Go through the records and show each line where the word "Christian" occurs.

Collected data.
★ ★ ★
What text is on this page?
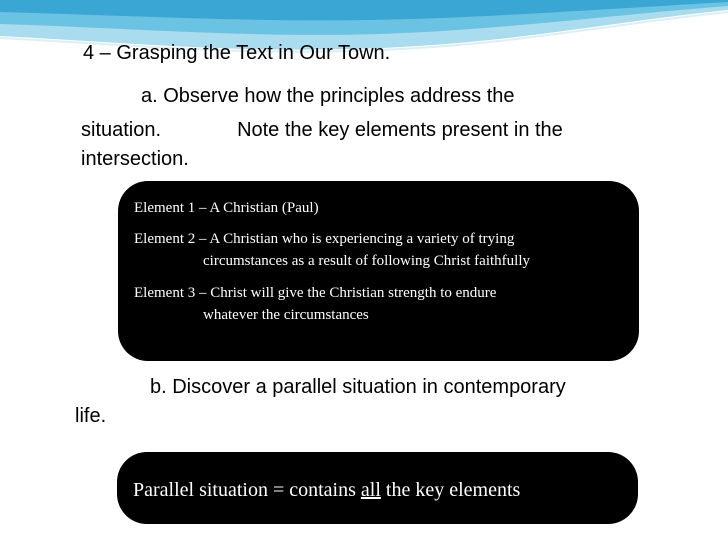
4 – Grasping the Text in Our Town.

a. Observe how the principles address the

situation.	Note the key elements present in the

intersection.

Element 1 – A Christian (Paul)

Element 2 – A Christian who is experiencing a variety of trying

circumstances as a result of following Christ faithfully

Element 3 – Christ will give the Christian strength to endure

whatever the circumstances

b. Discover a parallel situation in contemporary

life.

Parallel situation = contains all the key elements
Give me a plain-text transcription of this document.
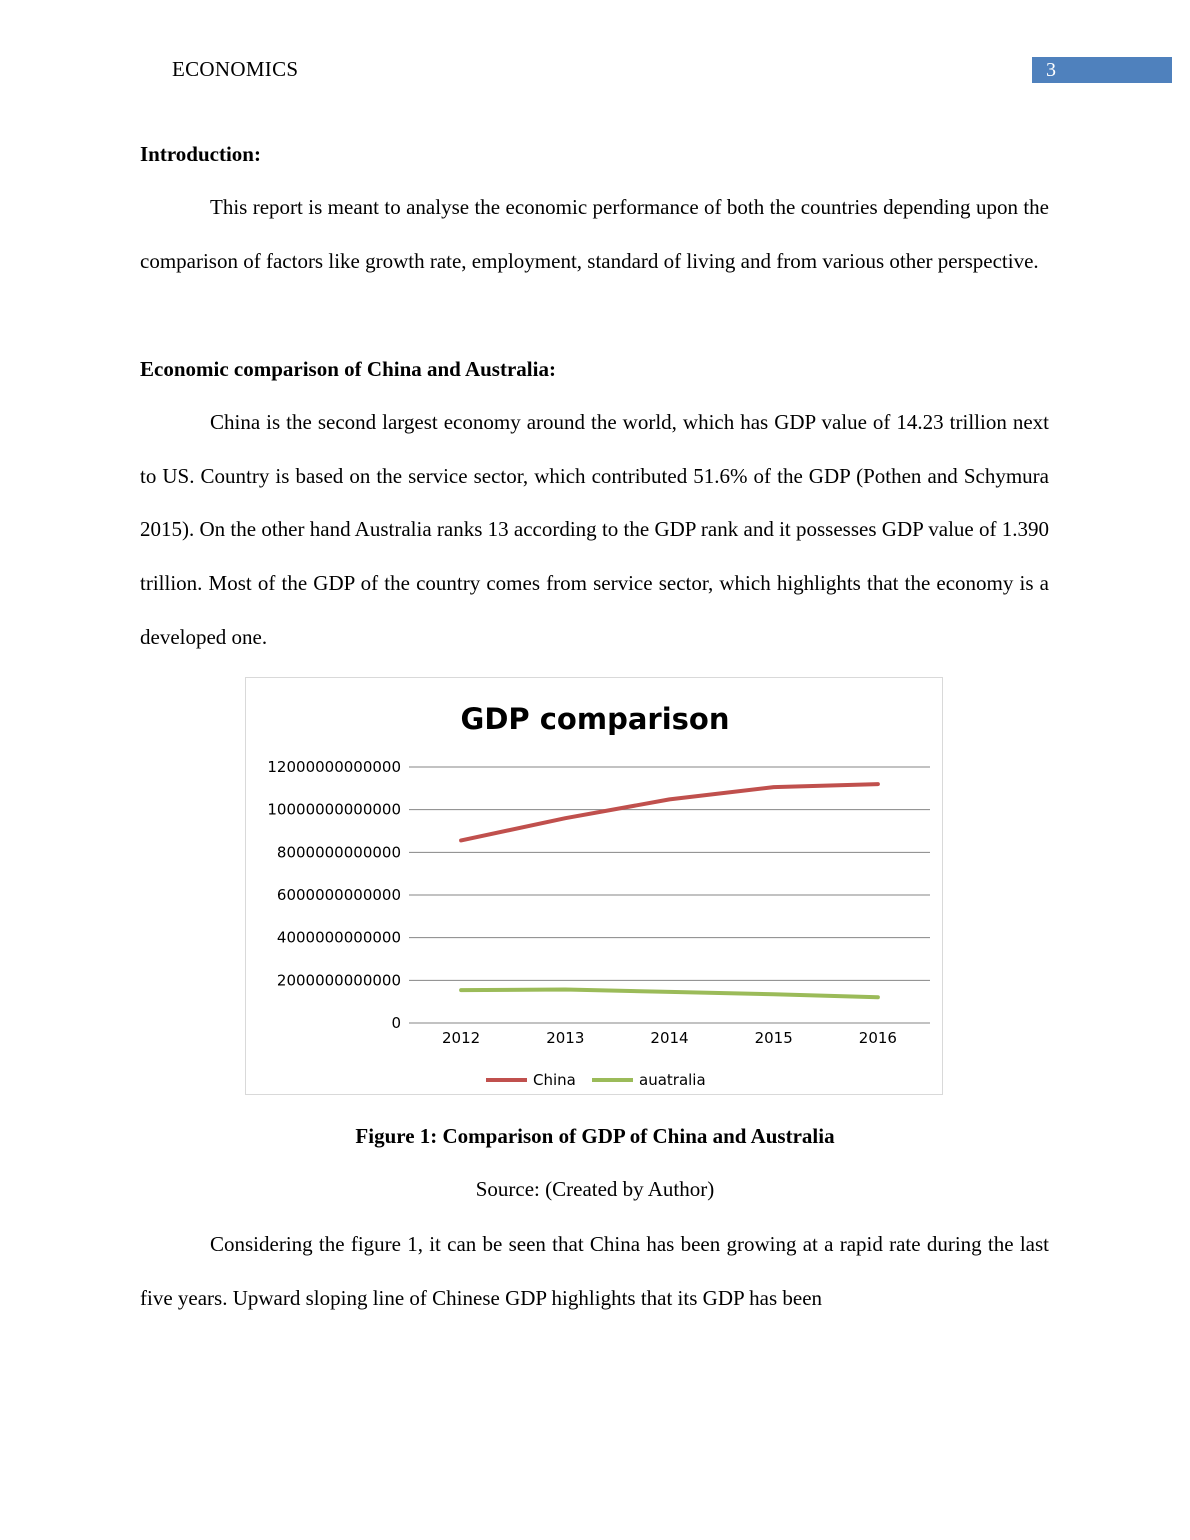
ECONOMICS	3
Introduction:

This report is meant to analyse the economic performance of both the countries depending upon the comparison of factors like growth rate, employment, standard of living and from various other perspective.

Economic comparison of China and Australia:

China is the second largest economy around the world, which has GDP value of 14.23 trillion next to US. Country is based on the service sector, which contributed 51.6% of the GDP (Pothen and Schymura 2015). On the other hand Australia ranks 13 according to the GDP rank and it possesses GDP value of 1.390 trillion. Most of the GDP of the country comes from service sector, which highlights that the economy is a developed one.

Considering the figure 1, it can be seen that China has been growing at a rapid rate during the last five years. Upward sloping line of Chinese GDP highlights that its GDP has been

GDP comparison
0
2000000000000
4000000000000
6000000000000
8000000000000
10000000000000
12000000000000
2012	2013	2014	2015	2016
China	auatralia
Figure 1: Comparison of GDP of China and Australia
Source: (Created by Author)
★ ★ ★
THE SOLUTION.
Element 1 – A Christian (Paul)
Element 2 – A Christian who is experiencing a variety of trying
Element 3 – Christ will give the Christian strength to endure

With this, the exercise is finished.